[Start of DATASET]
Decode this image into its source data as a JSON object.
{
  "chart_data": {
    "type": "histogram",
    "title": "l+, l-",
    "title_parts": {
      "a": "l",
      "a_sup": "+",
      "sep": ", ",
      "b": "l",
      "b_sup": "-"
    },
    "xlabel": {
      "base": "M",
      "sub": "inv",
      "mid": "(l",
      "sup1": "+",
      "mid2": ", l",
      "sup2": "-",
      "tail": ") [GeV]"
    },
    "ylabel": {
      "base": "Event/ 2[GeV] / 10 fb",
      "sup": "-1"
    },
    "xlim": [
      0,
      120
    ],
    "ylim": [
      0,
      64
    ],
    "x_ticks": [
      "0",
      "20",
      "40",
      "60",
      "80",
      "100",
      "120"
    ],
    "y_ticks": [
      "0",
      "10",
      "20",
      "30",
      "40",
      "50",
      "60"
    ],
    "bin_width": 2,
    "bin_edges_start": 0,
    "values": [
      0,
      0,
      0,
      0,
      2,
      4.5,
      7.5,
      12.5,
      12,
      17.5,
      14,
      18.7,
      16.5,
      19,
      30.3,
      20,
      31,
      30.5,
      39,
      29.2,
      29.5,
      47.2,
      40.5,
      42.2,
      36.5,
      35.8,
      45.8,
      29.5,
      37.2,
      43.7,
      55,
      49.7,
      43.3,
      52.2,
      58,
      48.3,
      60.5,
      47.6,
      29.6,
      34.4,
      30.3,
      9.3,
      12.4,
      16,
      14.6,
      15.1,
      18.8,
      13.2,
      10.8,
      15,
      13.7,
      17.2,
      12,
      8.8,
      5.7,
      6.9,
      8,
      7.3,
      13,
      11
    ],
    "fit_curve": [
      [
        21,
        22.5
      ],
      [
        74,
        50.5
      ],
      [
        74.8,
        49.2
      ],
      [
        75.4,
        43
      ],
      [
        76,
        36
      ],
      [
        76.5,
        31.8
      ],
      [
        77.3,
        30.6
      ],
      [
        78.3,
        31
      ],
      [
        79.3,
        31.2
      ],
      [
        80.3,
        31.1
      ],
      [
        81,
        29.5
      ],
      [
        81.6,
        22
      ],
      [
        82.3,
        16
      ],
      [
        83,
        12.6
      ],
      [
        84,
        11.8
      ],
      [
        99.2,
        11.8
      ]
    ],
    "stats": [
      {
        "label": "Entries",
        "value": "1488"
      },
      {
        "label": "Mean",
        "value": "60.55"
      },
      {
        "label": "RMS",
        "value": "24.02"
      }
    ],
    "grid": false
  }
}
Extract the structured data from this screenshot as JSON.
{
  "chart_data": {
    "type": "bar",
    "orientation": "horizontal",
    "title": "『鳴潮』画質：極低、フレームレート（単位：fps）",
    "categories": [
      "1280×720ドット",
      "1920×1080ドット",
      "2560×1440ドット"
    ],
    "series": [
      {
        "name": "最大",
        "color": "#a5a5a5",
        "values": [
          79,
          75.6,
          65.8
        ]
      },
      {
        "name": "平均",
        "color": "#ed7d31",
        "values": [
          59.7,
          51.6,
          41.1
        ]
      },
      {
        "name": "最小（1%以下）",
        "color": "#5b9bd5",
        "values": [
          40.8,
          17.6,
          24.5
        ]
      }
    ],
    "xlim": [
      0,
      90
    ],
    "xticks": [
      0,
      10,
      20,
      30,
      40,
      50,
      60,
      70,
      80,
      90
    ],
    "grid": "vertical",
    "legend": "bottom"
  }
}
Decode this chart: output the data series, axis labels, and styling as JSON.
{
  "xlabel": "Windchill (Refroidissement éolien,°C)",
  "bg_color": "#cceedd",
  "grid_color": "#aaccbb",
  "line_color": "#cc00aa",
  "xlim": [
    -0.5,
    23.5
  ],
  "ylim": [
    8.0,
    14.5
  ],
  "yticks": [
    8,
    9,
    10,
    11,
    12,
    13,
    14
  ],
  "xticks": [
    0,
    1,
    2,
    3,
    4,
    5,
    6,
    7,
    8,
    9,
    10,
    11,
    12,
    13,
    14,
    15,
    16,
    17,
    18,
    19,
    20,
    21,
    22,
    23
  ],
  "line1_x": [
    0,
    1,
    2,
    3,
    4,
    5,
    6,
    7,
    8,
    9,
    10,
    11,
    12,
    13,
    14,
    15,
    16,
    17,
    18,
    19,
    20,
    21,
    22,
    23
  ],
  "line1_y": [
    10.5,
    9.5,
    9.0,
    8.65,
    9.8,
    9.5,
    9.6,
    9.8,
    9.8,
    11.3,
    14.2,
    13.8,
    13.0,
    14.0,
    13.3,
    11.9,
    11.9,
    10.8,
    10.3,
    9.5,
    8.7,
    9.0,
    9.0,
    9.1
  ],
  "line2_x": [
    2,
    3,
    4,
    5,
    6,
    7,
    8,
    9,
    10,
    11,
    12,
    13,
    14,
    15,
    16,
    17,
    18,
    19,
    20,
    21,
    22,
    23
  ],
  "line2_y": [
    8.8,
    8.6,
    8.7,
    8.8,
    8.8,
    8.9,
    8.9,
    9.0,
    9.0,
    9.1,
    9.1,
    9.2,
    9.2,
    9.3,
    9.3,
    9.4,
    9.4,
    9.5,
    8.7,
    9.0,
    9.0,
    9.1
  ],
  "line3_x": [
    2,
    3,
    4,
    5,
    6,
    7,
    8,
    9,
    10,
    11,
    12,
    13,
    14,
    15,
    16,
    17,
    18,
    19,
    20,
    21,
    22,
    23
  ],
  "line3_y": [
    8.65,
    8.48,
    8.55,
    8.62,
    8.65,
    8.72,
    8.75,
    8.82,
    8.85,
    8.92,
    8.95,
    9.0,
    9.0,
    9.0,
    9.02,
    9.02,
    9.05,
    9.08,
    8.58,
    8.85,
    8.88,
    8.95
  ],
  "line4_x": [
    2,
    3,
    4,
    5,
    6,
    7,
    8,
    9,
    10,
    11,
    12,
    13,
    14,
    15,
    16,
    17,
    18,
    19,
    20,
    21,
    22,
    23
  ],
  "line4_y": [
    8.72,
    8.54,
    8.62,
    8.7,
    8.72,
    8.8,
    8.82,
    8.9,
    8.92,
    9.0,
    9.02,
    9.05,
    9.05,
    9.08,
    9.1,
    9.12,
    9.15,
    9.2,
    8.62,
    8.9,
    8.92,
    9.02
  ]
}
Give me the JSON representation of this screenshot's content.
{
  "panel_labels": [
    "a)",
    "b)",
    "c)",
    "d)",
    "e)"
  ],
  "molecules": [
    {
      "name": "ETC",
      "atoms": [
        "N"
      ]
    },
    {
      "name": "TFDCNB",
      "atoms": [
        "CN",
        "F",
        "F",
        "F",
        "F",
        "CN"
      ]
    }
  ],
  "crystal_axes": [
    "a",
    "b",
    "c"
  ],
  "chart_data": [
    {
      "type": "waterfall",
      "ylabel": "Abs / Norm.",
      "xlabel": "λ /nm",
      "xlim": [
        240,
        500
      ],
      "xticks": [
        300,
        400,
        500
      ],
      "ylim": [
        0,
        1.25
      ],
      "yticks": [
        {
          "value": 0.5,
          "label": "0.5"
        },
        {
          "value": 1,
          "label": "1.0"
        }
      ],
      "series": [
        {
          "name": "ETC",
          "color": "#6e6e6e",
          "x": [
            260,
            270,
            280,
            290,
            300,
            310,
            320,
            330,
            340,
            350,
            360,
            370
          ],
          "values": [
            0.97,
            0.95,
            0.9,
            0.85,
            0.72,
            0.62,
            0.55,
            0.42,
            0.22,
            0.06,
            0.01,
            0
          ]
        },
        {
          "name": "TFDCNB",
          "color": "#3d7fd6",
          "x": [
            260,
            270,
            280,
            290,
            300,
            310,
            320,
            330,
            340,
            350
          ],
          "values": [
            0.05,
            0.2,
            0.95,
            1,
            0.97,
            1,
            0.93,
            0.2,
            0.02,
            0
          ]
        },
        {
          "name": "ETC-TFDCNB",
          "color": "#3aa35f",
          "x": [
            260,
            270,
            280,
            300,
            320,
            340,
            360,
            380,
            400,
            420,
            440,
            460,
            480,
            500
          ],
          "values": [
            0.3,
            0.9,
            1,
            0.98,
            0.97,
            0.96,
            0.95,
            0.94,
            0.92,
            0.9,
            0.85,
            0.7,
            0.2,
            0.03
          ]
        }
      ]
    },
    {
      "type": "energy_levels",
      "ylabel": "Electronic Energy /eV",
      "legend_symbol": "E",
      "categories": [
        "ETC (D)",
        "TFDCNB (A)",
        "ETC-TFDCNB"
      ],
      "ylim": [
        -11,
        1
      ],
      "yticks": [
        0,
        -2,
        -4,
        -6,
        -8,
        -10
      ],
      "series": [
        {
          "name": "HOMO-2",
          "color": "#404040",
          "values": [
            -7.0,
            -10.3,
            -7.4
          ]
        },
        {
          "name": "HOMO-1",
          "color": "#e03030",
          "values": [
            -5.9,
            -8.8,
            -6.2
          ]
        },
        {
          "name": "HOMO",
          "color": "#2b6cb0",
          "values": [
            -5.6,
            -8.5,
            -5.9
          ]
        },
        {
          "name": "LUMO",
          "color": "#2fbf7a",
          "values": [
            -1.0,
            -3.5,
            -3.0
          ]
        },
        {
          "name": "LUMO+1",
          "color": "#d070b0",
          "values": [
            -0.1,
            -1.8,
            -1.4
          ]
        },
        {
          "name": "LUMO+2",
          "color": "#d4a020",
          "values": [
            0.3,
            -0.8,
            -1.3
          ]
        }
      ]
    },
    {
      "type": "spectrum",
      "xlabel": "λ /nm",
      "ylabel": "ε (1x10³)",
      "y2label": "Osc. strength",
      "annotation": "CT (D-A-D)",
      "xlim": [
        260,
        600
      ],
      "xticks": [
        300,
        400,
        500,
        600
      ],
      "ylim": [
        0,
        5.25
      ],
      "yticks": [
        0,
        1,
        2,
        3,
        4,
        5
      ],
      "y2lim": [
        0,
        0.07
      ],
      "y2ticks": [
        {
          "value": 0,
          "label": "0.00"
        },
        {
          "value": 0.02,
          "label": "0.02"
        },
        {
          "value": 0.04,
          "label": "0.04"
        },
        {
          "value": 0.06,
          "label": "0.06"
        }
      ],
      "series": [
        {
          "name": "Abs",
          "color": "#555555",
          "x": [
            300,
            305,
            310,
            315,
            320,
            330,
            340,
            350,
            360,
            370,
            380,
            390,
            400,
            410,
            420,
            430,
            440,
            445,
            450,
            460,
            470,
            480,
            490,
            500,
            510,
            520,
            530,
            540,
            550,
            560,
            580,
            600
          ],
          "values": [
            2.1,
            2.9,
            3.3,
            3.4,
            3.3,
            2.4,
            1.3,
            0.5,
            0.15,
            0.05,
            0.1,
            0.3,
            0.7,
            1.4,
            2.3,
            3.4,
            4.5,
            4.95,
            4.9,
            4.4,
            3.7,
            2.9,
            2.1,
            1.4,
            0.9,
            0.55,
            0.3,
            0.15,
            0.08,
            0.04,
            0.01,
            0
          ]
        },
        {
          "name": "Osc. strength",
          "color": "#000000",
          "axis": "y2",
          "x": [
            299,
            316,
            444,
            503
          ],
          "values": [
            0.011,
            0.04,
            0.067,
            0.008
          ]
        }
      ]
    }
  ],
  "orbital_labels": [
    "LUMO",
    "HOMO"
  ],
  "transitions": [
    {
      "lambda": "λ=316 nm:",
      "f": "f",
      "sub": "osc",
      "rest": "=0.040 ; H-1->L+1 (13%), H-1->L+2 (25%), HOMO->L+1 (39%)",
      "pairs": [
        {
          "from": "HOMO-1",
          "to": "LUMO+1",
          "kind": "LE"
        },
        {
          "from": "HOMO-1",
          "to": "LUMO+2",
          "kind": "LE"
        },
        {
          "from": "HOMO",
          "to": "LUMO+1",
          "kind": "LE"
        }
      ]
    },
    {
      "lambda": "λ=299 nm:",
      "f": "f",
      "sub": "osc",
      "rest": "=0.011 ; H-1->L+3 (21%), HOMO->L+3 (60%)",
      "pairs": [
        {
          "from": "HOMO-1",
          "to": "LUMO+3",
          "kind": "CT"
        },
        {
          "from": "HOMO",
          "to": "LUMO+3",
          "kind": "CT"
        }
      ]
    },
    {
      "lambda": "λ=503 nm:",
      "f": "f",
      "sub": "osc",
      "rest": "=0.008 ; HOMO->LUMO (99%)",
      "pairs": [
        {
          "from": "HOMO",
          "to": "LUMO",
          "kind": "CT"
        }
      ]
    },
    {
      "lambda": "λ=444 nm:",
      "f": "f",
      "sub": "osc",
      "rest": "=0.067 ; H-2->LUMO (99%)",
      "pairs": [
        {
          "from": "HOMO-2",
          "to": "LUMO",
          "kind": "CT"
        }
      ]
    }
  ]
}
[End of DATASET]
YOUR TASK: Scan the material above. Extract every line in which the word "type" occurs.

EXPECTED OUTPUT:
    "type": "histogram",
    "type": "bar",
      "type": "waterfall",
      "type": "energy_levels",
      "type": "spectrum",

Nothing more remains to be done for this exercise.